____ Exercise inputs

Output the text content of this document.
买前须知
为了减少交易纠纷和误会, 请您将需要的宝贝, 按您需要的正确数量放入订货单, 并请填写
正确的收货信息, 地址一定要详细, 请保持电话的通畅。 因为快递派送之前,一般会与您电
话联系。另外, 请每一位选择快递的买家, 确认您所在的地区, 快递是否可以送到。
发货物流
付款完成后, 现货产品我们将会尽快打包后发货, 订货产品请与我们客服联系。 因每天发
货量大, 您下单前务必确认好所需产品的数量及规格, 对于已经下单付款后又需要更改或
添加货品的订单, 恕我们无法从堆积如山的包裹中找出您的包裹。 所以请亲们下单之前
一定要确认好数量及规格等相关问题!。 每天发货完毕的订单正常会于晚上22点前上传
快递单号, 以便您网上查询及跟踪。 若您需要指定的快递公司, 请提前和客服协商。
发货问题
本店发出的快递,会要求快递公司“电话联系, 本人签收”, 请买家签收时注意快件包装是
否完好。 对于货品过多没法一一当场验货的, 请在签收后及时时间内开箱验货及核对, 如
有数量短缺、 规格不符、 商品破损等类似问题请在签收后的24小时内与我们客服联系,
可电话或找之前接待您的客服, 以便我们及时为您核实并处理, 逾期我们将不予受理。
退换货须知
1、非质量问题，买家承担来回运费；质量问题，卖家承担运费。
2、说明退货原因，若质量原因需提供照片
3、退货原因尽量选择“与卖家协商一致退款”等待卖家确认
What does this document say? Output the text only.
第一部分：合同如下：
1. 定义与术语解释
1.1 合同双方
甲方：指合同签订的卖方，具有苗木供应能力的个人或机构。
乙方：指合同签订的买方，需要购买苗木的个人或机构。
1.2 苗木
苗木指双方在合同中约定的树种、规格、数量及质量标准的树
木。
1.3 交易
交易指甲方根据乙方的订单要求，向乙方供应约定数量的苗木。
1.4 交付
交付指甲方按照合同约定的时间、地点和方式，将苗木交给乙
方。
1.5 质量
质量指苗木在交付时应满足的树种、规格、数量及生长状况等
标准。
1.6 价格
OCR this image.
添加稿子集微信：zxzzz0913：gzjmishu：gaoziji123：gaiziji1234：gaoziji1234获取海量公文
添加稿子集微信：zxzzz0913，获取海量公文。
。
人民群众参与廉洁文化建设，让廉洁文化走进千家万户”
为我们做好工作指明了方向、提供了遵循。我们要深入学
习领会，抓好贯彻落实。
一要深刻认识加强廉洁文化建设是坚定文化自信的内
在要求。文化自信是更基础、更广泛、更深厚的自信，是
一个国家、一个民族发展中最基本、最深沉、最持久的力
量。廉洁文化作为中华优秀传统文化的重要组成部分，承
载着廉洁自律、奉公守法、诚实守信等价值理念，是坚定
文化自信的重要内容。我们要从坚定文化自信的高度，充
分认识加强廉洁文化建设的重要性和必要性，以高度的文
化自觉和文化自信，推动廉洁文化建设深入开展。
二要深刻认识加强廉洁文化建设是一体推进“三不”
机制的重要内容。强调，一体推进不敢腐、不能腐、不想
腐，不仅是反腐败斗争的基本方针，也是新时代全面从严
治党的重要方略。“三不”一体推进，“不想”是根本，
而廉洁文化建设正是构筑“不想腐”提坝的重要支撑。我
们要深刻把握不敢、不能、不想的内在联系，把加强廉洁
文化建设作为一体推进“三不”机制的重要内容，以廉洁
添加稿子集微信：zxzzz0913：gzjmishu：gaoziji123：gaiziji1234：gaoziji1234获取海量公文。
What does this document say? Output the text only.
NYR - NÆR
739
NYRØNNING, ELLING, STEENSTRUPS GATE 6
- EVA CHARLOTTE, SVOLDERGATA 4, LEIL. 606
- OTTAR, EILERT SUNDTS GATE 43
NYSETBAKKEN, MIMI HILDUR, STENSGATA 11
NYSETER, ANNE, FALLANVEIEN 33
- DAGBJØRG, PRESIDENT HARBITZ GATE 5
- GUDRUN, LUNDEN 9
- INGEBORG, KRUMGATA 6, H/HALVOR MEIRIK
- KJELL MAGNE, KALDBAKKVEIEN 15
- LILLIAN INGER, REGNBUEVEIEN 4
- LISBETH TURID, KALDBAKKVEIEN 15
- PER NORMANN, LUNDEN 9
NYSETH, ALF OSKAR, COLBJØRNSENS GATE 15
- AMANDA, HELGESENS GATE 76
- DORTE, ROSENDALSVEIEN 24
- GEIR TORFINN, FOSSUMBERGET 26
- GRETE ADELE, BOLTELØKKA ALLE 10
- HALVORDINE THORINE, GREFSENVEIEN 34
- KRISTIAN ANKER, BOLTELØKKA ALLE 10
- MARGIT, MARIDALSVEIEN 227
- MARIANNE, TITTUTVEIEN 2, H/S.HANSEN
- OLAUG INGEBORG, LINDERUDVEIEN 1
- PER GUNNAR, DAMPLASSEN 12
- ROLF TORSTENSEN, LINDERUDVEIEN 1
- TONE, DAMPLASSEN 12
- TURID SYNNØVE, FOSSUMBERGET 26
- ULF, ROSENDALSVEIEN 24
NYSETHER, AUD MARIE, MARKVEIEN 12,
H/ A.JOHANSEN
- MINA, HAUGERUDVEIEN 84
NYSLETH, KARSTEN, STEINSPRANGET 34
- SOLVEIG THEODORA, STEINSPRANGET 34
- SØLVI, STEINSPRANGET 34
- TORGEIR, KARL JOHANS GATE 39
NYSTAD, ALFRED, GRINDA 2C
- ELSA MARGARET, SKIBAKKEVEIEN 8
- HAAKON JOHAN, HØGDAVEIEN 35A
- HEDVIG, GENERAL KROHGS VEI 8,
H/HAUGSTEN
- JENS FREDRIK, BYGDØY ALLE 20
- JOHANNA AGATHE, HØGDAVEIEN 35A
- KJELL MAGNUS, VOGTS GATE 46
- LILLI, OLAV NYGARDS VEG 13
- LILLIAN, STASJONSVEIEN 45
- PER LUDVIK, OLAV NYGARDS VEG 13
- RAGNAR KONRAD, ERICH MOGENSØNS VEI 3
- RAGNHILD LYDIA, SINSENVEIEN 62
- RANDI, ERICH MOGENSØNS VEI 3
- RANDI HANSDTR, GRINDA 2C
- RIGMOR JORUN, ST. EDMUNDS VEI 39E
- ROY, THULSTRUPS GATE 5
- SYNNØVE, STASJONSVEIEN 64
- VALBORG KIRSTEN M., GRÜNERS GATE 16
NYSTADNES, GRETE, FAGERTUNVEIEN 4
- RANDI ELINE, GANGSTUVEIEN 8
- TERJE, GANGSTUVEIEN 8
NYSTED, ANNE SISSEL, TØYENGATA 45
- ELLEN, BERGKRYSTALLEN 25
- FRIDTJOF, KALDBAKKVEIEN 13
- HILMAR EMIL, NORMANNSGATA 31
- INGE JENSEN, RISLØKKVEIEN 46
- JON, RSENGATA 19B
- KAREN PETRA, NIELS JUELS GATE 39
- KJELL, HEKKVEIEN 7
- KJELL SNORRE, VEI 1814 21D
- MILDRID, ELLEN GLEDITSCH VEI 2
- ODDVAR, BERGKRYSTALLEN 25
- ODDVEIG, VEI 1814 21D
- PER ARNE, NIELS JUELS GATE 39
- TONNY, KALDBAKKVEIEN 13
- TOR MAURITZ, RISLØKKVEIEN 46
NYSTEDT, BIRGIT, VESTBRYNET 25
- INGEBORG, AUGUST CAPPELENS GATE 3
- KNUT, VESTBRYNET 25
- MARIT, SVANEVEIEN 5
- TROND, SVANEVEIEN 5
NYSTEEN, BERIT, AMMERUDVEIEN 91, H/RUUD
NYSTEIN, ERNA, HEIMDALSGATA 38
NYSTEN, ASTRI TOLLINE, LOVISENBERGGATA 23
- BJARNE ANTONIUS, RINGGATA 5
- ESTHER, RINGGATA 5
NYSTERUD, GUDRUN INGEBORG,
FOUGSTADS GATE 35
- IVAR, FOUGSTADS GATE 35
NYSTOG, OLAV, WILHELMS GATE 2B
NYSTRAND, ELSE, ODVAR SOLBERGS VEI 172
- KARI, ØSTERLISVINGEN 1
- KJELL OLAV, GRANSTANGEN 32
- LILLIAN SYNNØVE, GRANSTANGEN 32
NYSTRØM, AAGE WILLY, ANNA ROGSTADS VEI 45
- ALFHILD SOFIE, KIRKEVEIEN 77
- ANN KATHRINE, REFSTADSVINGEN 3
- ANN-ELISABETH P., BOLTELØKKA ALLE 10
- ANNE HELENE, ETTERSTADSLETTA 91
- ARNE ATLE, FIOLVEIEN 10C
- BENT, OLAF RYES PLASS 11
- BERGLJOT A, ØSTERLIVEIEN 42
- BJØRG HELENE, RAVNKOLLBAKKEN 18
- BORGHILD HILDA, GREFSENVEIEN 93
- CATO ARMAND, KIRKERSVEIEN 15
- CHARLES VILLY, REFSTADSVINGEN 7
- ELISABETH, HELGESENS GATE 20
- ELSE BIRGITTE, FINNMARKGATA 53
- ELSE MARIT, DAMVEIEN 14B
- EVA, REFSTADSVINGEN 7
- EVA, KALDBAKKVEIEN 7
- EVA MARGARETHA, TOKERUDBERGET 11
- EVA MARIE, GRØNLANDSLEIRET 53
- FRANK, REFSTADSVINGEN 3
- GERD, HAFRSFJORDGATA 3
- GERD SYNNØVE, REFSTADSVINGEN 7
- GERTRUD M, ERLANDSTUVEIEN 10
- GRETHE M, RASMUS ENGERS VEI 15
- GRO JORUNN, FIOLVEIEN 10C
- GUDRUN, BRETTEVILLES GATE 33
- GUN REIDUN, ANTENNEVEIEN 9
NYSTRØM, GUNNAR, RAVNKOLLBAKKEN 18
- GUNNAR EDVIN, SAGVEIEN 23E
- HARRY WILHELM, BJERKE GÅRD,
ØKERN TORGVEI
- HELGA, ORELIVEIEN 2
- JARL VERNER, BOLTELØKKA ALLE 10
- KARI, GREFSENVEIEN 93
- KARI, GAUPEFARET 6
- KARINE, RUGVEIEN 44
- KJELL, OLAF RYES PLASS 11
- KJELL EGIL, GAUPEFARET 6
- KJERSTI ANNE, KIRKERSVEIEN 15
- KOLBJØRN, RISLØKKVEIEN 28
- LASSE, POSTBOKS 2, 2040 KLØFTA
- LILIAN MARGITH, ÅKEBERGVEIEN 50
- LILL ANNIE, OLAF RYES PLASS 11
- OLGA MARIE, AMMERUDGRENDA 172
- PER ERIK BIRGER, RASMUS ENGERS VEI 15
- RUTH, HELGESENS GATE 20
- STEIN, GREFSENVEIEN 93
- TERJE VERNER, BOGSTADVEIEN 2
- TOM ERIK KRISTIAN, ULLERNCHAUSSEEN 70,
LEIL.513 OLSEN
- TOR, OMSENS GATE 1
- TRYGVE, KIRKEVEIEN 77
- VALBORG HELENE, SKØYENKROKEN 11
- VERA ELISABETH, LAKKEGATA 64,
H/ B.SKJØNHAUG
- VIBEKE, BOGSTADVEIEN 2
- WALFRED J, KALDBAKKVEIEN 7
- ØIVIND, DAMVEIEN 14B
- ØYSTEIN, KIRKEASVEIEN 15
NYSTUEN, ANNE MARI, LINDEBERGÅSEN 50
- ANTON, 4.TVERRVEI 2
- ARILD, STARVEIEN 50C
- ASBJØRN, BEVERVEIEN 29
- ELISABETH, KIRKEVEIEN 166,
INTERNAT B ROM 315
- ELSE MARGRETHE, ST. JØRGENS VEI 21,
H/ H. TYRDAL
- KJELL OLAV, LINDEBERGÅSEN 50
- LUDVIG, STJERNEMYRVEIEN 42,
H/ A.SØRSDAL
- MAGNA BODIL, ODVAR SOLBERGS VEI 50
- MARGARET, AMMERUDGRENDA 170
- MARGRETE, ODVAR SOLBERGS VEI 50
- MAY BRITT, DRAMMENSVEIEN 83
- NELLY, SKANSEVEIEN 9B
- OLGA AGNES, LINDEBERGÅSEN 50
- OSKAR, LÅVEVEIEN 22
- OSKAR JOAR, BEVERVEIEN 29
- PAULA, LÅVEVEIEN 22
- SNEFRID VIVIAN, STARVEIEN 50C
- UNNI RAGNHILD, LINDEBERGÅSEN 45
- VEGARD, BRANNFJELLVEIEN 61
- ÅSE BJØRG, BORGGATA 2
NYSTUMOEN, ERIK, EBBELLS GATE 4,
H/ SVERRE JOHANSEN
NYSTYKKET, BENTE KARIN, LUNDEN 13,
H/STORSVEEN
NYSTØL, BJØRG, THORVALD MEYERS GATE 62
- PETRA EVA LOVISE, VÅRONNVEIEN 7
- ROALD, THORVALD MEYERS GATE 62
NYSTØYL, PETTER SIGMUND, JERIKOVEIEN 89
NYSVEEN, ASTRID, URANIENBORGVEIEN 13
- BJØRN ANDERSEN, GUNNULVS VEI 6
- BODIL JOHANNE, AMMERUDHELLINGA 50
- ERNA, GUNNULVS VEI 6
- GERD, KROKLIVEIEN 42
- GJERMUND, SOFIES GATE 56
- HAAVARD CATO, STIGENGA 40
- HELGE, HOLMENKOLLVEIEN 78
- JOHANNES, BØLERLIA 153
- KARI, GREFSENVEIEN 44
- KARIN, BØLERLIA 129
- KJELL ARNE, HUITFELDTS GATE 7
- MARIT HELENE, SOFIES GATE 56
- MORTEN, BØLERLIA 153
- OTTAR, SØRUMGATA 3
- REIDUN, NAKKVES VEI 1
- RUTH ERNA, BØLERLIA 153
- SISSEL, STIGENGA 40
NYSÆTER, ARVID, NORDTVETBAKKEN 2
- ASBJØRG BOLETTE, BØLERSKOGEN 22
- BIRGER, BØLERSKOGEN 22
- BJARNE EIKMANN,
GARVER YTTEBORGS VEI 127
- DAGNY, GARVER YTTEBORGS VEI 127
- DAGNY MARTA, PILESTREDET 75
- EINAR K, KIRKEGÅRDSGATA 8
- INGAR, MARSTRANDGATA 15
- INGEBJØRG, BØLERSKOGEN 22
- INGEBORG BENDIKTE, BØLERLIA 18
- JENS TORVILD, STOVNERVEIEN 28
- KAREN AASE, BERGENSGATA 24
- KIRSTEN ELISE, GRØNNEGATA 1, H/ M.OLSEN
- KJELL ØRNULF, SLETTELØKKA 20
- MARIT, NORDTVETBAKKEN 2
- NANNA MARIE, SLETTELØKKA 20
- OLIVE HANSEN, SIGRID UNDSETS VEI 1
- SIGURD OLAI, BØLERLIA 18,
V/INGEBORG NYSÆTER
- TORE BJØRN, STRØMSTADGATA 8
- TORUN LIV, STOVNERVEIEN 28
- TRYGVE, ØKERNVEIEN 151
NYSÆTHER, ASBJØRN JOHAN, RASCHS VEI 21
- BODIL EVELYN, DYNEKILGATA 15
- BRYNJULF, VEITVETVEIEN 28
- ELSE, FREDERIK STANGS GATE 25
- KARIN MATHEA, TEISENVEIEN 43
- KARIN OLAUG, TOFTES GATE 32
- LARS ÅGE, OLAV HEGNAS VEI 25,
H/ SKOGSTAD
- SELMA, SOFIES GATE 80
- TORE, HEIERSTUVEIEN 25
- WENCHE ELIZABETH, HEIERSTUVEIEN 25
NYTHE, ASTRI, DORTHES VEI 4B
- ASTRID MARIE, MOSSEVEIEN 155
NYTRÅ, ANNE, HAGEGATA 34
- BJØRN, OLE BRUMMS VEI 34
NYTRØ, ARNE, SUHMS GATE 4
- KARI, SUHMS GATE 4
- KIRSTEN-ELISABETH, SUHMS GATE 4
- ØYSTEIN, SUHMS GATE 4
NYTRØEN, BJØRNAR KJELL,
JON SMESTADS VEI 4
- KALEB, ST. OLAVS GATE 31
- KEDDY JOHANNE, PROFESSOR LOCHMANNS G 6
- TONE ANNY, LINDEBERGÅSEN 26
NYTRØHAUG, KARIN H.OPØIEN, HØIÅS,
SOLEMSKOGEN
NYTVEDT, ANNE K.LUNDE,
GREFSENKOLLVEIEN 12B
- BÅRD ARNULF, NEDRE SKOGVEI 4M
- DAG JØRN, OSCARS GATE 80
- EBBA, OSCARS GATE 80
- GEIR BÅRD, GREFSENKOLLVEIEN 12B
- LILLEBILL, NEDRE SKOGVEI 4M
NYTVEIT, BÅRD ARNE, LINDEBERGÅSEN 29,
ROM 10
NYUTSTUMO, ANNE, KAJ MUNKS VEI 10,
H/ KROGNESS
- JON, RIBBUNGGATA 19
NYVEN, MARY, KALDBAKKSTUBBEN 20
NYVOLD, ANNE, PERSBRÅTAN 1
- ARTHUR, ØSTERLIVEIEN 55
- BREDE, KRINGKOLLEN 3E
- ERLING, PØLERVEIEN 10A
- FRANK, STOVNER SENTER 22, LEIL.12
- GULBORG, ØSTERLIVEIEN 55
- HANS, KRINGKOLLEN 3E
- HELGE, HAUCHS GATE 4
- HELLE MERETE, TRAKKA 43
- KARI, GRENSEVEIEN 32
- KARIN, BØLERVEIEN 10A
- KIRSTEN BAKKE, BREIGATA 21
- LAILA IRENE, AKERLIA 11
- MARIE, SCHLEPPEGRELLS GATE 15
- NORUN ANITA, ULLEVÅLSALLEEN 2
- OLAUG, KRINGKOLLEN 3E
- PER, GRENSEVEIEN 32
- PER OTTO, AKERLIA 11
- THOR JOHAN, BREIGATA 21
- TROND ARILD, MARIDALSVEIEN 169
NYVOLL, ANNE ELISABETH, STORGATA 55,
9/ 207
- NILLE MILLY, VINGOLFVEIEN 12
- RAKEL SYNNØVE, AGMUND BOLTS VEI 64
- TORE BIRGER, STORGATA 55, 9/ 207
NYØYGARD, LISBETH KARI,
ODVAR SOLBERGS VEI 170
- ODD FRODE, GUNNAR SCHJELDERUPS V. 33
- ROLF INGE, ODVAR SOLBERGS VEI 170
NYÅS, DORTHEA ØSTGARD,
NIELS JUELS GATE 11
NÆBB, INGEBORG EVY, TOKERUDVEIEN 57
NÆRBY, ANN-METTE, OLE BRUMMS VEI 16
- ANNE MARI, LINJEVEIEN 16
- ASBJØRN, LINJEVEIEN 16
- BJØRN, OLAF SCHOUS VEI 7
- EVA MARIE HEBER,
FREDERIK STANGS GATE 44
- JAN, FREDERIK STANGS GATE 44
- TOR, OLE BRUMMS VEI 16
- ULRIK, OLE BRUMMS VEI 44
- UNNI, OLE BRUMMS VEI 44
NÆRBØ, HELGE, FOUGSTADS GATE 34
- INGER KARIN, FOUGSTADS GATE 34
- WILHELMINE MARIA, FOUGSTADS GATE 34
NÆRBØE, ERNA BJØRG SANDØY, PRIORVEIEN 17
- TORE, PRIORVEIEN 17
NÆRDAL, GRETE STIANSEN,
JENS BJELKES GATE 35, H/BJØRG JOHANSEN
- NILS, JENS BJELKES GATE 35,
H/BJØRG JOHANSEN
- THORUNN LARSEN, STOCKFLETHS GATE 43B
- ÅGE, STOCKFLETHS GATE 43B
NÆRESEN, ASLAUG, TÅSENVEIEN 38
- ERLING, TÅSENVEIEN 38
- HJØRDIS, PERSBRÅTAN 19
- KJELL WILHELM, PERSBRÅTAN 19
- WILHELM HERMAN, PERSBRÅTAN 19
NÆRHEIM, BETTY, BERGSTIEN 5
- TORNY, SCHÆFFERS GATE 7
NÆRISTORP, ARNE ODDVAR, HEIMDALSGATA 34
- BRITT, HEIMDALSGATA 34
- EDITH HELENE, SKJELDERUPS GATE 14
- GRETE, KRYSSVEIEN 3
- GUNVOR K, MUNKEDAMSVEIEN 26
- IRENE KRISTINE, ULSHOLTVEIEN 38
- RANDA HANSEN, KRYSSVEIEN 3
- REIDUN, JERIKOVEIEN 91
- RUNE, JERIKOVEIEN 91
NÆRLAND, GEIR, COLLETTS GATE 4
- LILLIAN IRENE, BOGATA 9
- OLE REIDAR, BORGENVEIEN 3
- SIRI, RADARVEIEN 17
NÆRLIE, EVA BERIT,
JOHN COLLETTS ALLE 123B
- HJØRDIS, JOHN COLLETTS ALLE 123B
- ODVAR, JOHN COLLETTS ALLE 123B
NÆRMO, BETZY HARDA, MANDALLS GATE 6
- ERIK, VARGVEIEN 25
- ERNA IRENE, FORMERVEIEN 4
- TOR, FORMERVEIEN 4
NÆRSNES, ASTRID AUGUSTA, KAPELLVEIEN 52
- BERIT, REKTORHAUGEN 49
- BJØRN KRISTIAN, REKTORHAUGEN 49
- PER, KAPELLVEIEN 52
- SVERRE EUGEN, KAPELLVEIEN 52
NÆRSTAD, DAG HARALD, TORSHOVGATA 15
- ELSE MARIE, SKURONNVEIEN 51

________

Required task =>
In the records above, locate every line with the string "COLLETTS" and copy it.

Written solution =>
NÆRLAND, GEIR, COLLETTS GATE 4
JOHN COLLETTS ALLE 123B
- HJØRDIS, JOHN COLLETTS ALLE 123B
- ODVAR, JOHN COLLETTS ALLE 123B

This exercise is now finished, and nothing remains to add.